» WHAT YOU HAVE TO DO
Repeat the material below exactly, with no pictures.

» RECORDS SUPPLIED
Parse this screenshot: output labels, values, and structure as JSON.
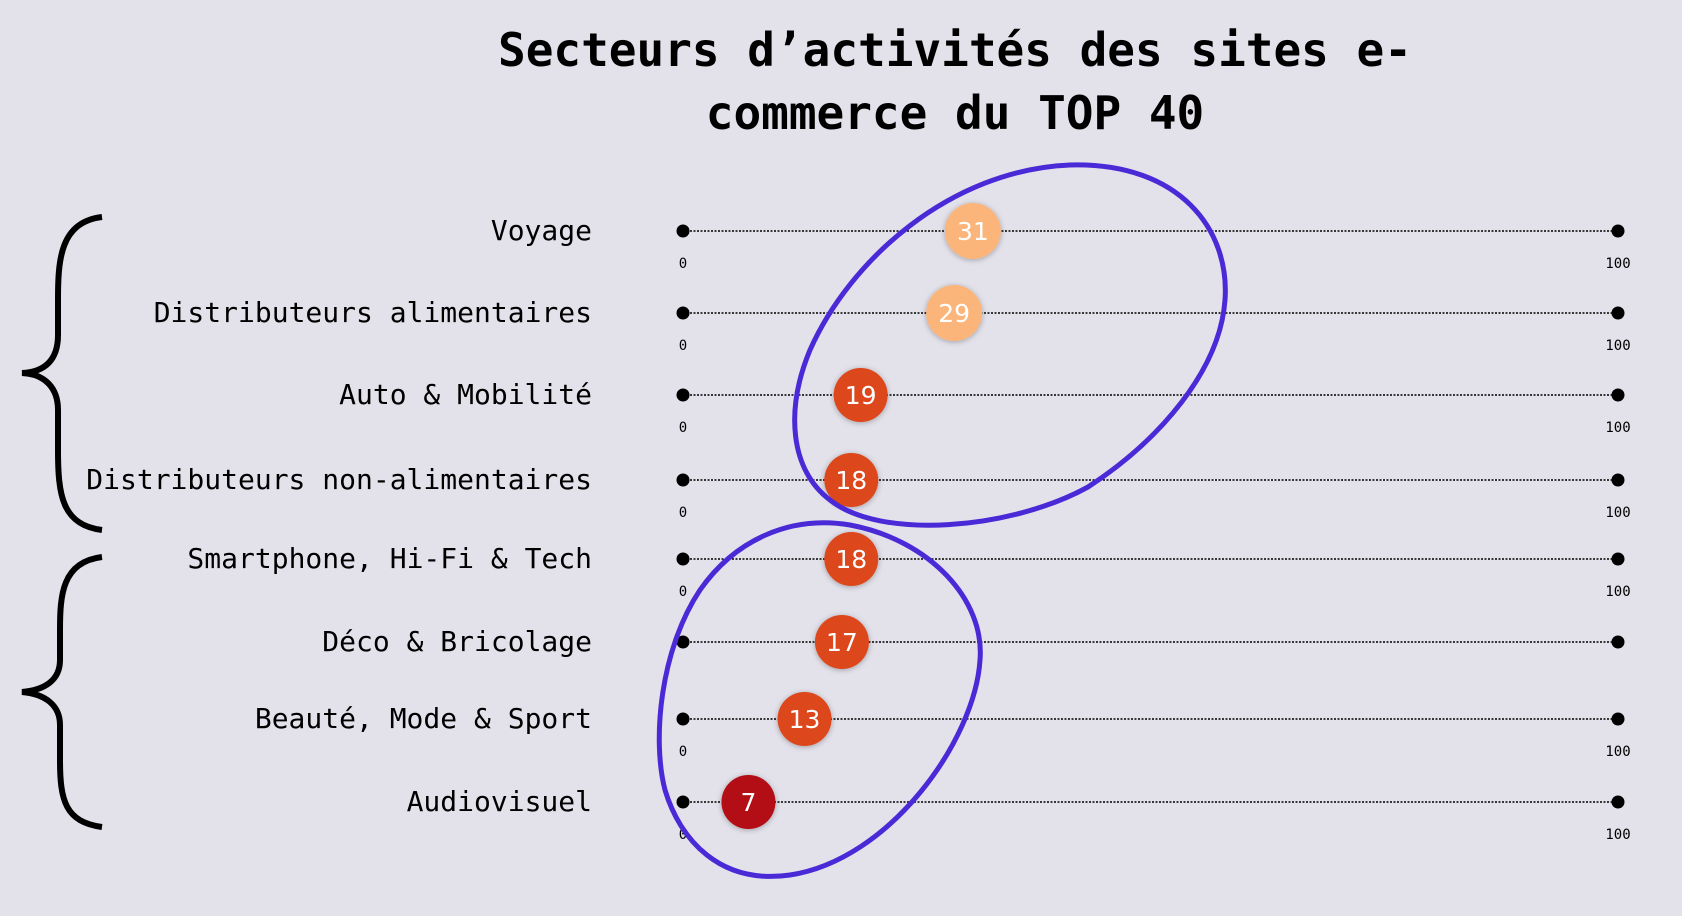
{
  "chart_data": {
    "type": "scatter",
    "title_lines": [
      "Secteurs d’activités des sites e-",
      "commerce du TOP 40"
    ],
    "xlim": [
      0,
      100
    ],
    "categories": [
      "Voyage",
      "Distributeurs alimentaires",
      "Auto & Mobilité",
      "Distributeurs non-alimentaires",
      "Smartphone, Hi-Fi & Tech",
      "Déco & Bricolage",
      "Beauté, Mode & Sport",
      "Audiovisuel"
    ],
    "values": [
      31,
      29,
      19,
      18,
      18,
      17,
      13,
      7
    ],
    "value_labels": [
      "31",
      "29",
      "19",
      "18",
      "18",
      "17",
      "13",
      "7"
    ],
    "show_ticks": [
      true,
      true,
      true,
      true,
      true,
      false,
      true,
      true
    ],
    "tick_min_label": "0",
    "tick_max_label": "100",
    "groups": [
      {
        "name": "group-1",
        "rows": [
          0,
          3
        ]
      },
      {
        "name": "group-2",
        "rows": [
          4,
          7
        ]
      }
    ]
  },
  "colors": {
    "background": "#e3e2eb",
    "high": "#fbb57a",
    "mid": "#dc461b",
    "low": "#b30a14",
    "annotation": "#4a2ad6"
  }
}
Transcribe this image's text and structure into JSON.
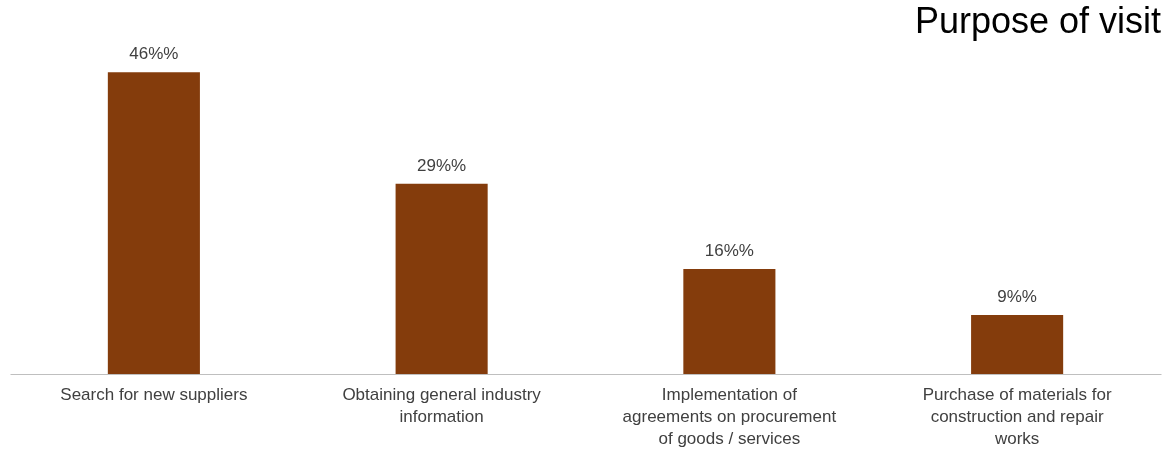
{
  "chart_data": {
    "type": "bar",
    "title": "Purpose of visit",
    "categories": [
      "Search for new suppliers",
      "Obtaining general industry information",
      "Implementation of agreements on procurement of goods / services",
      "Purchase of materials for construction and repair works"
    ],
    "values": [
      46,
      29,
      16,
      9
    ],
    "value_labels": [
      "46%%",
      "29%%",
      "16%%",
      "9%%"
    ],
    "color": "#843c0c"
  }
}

» COMPLETE OUTPUT
Parse this screenshot: output labels, values, and structure as JSON.
{
  "chart_data": {
    "type": "scatter",
    "title_lines": [
      "Secteurs d’activités des sites e-",
      "commerce du TOP 40"
    ],
    "xlim": [
      0,
      100
    ],
    "categories": [
      "Voyage",
      "Distributeurs alimentaires",
      "Auto & Mobilité",
      "Distributeurs non-alimentaires",
      "Smartphone, Hi-Fi & Tech",
      "Déco & Bricolage",
      "Beauté, Mode & Sport",
      "Audiovisuel"
    ],
    "values": [
      31,
      29,
      19,
      18,
      18,
      17,
      13,
      7
    ],
    "value_labels": [
      "31",
      "29",
      "19",
      "18",
      "18",
      "17",
      "13",
      "7"
    ],
    "show_ticks": [
      true,
      true,
      true,
      true,
      true,
      false,
      true,
      true
    ],
    "tick_min_label": "0",
    "tick_max_label": "100",
    "groups": [
      {
        "name": "group-1",
        "rows": [
          0,
          3
        ]
      },
      {
        "name": "group-2",
        "rows": [
          4,
          7
        ]
      }
    ]
  },
  "colors": {
    "background": "#e3e2eb",
    "high": "#fbb57a",
    "mid": "#dc461b",
    "low": "#b30a14",
    "annotation": "#4a2ad6"
  }
}
Transcribe this image's text and structure into JSON.
{
  "chart_data": {
    "type": "bar",
    "title": "Purpose of visit",
    "categories": [
      "Search for new suppliers",
      "Obtaining general industry information",
      "Implementation of agreements on procurement of goods / services",
      "Purchase of materials for construction and repair works"
    ],
    "values": [
      46,
      29,
      16,
      9
    ],
    "value_labels": [
      "46%%",
      "29%%",
      "16%%",
      "9%%"
    ],
    "color": "#843c0c"
  }
}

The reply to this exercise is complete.